> _GIVEN PROBLEM_:
Locate all lines with the word "unit" and copy them out.

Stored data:
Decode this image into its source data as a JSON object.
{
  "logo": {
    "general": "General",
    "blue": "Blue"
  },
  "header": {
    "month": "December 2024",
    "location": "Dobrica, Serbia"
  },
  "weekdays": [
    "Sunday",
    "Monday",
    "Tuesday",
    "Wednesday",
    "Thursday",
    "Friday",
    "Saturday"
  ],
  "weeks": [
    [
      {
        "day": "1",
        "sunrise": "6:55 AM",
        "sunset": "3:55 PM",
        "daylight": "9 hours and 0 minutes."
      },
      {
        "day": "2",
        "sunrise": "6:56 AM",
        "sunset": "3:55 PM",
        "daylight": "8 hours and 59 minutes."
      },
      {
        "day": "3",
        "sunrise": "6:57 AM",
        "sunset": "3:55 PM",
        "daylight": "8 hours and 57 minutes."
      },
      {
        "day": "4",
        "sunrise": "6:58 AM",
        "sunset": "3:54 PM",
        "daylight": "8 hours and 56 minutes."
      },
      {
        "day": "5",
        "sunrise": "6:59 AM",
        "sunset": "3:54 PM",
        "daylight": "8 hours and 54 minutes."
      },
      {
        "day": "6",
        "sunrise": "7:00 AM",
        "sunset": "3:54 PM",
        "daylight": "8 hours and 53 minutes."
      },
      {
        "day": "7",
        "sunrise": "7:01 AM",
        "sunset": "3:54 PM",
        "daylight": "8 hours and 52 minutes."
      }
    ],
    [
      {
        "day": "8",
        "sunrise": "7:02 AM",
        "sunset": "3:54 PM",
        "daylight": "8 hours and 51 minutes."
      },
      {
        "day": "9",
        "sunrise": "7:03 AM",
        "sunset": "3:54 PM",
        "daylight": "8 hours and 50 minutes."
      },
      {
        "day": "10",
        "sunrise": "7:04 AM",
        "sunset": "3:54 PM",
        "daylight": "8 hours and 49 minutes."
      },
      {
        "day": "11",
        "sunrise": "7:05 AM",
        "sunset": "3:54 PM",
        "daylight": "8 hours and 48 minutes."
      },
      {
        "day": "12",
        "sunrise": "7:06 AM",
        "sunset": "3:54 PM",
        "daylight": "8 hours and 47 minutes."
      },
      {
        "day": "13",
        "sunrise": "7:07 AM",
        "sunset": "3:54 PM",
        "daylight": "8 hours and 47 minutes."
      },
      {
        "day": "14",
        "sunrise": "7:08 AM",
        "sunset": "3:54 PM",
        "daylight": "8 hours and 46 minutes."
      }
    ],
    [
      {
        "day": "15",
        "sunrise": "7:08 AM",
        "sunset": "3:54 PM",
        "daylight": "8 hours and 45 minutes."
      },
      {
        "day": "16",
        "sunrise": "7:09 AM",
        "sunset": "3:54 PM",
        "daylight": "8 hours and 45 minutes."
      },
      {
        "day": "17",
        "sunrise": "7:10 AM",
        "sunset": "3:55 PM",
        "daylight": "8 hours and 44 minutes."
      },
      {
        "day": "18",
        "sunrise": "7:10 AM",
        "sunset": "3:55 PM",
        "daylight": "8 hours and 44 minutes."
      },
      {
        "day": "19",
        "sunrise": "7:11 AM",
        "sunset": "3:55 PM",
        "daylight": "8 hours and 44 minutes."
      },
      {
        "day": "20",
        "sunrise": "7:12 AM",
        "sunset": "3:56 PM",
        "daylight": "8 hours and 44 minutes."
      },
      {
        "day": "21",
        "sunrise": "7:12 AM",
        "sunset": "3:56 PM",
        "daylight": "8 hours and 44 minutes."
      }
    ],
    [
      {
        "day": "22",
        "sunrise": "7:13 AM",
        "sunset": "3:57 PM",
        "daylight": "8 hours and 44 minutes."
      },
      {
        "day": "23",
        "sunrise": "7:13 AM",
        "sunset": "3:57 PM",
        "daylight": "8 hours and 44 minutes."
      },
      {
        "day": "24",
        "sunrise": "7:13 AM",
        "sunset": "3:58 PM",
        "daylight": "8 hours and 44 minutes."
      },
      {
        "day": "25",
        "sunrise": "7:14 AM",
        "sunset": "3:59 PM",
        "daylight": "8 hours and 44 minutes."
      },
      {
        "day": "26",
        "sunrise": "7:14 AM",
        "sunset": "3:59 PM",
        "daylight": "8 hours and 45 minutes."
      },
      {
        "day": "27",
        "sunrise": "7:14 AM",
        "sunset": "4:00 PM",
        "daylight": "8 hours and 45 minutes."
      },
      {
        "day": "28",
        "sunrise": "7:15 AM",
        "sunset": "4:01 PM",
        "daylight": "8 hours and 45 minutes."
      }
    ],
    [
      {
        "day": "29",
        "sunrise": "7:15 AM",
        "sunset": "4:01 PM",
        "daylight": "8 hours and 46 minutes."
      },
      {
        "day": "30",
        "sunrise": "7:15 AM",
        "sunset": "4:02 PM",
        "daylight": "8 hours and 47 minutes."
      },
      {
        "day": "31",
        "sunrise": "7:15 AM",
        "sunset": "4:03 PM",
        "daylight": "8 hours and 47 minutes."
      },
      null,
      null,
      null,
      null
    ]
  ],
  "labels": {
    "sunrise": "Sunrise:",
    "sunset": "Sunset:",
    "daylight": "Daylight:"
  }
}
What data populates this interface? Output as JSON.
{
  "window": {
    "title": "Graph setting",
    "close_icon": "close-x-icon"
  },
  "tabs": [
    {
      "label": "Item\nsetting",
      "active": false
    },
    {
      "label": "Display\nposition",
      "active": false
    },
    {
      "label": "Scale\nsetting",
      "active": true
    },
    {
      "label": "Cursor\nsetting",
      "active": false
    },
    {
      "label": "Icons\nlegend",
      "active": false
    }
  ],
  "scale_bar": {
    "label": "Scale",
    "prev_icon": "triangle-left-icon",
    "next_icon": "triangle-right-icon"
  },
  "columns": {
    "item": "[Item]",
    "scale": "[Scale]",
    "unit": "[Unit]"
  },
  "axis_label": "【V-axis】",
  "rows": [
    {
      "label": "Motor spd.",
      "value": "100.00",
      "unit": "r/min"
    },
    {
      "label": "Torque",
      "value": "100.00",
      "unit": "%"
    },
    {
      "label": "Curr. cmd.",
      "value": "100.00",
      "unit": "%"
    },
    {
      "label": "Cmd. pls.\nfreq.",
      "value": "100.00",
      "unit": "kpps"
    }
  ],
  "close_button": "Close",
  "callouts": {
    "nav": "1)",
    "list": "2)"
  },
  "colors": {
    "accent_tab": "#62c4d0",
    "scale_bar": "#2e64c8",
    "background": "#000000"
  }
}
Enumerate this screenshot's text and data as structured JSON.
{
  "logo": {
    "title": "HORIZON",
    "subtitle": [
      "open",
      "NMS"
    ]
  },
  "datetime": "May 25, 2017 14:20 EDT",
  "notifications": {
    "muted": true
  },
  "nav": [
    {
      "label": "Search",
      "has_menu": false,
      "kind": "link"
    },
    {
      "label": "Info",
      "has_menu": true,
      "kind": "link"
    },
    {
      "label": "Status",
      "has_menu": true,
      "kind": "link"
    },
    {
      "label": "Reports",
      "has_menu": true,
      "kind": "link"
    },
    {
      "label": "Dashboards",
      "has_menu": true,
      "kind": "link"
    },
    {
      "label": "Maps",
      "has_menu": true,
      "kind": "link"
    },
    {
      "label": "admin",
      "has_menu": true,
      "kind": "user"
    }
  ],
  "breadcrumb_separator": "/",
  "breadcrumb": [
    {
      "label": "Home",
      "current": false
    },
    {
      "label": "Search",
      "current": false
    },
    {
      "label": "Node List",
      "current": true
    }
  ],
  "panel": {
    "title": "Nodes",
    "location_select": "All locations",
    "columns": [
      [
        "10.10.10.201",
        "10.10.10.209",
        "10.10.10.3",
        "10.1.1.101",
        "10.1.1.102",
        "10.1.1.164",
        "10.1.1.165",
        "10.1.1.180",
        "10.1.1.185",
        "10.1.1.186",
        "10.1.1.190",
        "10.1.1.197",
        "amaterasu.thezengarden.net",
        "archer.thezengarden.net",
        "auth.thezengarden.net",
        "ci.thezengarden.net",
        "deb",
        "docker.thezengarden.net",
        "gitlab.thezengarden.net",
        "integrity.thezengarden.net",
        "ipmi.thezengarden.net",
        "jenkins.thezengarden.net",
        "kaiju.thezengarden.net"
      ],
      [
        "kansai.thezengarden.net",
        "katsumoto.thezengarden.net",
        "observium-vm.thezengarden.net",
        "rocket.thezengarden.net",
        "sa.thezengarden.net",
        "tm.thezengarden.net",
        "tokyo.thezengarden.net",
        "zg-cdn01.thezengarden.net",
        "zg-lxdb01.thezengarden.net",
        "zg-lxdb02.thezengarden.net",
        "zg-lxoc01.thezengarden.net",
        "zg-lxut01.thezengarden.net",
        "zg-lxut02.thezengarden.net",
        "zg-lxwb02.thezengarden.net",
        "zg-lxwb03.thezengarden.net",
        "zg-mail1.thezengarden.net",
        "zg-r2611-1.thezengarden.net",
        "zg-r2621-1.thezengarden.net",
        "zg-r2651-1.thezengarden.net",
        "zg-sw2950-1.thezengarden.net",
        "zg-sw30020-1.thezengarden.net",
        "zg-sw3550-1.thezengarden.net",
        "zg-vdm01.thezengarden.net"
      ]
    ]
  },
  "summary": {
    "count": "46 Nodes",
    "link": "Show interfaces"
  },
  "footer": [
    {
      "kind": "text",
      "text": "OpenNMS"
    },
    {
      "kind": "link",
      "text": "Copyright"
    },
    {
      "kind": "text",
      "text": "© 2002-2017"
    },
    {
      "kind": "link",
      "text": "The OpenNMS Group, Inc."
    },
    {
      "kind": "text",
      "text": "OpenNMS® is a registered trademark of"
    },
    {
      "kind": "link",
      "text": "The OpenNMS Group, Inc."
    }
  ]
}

> _RESULT OF THIS EXERCISE_:
    "unit": "[Unit]"
      "unit": "r/min"
      "unit": "%"
      "unit": "%"
      "unit": "kpps"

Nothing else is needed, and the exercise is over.